[Dataset entries]
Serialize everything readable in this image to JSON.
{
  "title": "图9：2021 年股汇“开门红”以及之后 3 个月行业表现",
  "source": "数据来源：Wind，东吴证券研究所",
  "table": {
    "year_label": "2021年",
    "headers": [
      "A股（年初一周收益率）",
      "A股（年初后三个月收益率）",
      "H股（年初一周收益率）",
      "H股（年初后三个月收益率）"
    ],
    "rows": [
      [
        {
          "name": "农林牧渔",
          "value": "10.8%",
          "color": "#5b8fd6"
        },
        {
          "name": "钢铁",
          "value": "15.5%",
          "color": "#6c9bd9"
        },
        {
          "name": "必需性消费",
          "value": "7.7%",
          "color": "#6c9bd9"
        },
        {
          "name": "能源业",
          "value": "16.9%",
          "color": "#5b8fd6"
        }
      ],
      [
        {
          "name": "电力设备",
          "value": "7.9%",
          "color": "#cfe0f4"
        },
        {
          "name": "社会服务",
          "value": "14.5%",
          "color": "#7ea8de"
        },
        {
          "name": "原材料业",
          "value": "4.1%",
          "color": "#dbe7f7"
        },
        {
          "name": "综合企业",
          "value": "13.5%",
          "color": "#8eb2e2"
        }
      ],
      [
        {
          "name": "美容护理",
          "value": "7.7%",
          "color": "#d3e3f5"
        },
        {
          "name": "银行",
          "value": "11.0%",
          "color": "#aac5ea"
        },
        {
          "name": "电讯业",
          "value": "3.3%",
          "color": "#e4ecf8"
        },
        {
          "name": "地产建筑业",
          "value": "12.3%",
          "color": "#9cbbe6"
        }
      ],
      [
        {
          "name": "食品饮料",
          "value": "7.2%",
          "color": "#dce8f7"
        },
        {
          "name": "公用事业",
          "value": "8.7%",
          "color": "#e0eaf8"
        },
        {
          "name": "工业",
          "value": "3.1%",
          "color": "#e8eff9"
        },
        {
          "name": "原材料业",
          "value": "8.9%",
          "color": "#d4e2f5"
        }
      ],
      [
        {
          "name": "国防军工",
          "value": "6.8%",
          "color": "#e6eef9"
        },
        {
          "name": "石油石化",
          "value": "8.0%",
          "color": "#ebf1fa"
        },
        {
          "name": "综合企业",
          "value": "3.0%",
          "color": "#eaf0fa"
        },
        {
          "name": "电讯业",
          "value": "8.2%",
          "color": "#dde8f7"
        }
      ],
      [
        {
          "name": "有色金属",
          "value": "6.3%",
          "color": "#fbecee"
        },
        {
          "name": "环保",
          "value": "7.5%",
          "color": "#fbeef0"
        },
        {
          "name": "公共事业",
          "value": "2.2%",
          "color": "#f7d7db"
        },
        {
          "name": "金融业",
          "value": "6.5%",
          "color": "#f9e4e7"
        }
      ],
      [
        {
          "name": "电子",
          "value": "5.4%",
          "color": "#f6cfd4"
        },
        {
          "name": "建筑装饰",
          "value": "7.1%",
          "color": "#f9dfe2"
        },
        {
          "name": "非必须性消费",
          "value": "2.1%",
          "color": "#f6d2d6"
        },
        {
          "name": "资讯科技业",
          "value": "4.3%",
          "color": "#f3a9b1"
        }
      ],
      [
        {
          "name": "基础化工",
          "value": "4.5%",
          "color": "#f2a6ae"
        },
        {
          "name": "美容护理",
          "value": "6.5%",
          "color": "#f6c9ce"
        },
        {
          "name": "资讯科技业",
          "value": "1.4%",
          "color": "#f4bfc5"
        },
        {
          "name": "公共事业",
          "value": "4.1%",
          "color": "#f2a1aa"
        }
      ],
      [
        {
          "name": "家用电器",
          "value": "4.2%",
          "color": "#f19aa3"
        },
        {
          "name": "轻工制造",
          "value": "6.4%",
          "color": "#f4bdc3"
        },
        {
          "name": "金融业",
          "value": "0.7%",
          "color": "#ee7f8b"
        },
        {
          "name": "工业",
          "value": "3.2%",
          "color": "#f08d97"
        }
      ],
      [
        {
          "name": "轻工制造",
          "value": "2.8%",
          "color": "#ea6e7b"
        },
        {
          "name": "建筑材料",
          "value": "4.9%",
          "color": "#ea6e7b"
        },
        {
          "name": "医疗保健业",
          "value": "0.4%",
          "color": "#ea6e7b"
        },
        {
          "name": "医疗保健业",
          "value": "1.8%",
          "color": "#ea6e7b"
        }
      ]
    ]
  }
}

Directions:
Copy out each line exactly.

Written solution:
Serialize everything readable in this image to JSON.
{
  "title": "图9：2021 年股汇“开门红”以及之后 3 个月行业表现",
  "source": "数据来源：Wind，东吴证券研究所",
  "table": {
    "year_label": "2021年",
    "headers": [
      "A股（年初一周收益率）",
      "A股（年初后三个月收益率）",
      "H股（年初一周收益率）",
      "H股（年初后三个月收益率）"
    ],
    "rows": [
      [
        {
          "name": "农林牧渔",
          "value": "10.8%",
          "color": "#5b8fd6"
        },
        {
          "name": "钢铁",
          "value": "15.5%",
          "color": "#6c9bd9"
        },
        {
          "name": "必需性消费",
          "value": "7.7%",
          "color": "#6c9bd9"
        },
        {
          "name": "能源业",
          "value": "16.9%",
          "color": "#5b8fd6"
        }
      ],
      [
        {
          "name": "电力设备",
          "value": "7.9%",
          "color": "#cfe0f4"
        },
        {
          "name": "社会服务",
          "value": "14.5%",
          "color": "#7ea8de"
        },
        {
          "name": "原材料业",
          "value": "4.1%",
          "color": "#dbe7f7"
        },
        {
          "name": "综合企业",
          "value": "13.5%",
          "color": "#8eb2e2"
        }
      ],
      [
        {
          "name": "美容护理",
          "value": "7.7%",
          "color": "#d3e3f5"
        },
        {
          "name": "银行",
          "value": "11.0%",
          "color": "#aac5ea"
        },
        {
          "name": "电讯业",
          "value": "3.3%",
          "color": "#e4ecf8"
        },
        {
          "name": "地产建筑业",
          "value": "12.3%",
          "color": "#9cbbe6"
        }
      ],
      [
        {
          "name": "食品饮料",
          "value": "7.2%",
          "color": "#dce8f7"
        },
        {
          "name": "公用事业",
          "value": "8.7%",
          "color": "#e0eaf8"
        },
        {
          "name": "工业",
          "value": "3.1%",
          "color": "#e8eff9"
        },
        {
          "name": "原材料业",
          "value": "8.9%",
          "color": "#d4e2f5"
        }
      ],
      [
        {
          "name": "国防军工",
          "value": "6.8%",
          "color": "#e6eef9"
        },
        {
          "name": "石油石化",
          "value": "8.0%",
          "color": "#ebf1fa"
        },
        {
          "name": "综合企业",
          "value": "3.0%",
          "color": "#eaf0fa"
        },
        {
          "name": "电讯业",
          "value": "8.2%",
          "color": "#dde8f7"
        }
      ],
      [
        {
          "name": "有色金属",
          "value": "6.3%",
          "color": "#fbecee"
        },
        {
          "name": "环保",
          "value": "7.5%",
          "color": "#fbeef0"
        },
        {
          "name": "公共事业",
          "value": "2.2%",
          "color": "#f7d7db"
        },
        {
          "name": "金融业",
          "value": "6.5%",
          "color": "#f9e4e7"
        }
      ],
      [
        {
          "name": "电子",
          "value": "5.4%",
          "color": "#f6cfd4"
        },
        {
          "name": "建筑装饰",
          "value": "7.1%",
          "color": "#f9dfe2"
        },
        {
          "name": "非必须性消费",
          "value": "2.1%",
          "color": "#f6d2d6"
        },
        {
          "name": "资讯科技业",
          "value": "4.3%",
          "color": "#f3a9b1"
        }
      ],
      [
        {
          "name": "基础化工",
          "value": "4.5%",
          "color": "#f2a6ae"
        },
        {
          "name": "美容护理",
          "value": "6.5%",
          "color": "#f6c9ce"
        },
        {
          "name": "资讯科技业",
          "value": "1.4%",
          "color": "#f4bfc5"
        },
        {
          "name": "公共事业",
          "value": "4.1%",
          "color": "#f2a1aa"
        }
      ],
      [
        {
          "name": "家用电器",
          "value": "4.2%",
          "color": "#f19aa3"
        },
        {
          "name": "轻工制造",
          "value": "6.4%",
          "color": "#f4bdc3"
        },
        {
          "name": "金融业",
          "value": "0.7%",
          "color": "#ee7f8b"
        },
        {
          "name": "工业",
          "value": "3.2%",
          "color": "#f08d97"
        }
      ],
      [
        {
          "name": "轻工制造",
          "value": "2.8%",
          "color": "#ea6e7b"
        },
        {
          "name": "建筑材料",
          "value": "4.9%",
          "color": "#ea6e7b"
        },
        {
          "name": "医疗保健业",
          "value": "0.4%",
          "color": "#ea6e7b"
        },
        {
          "name": "医疗保健业",
          "value": "1.8%",
          "color": "#ea6e7b"
        }
      ]
    ]
  }
}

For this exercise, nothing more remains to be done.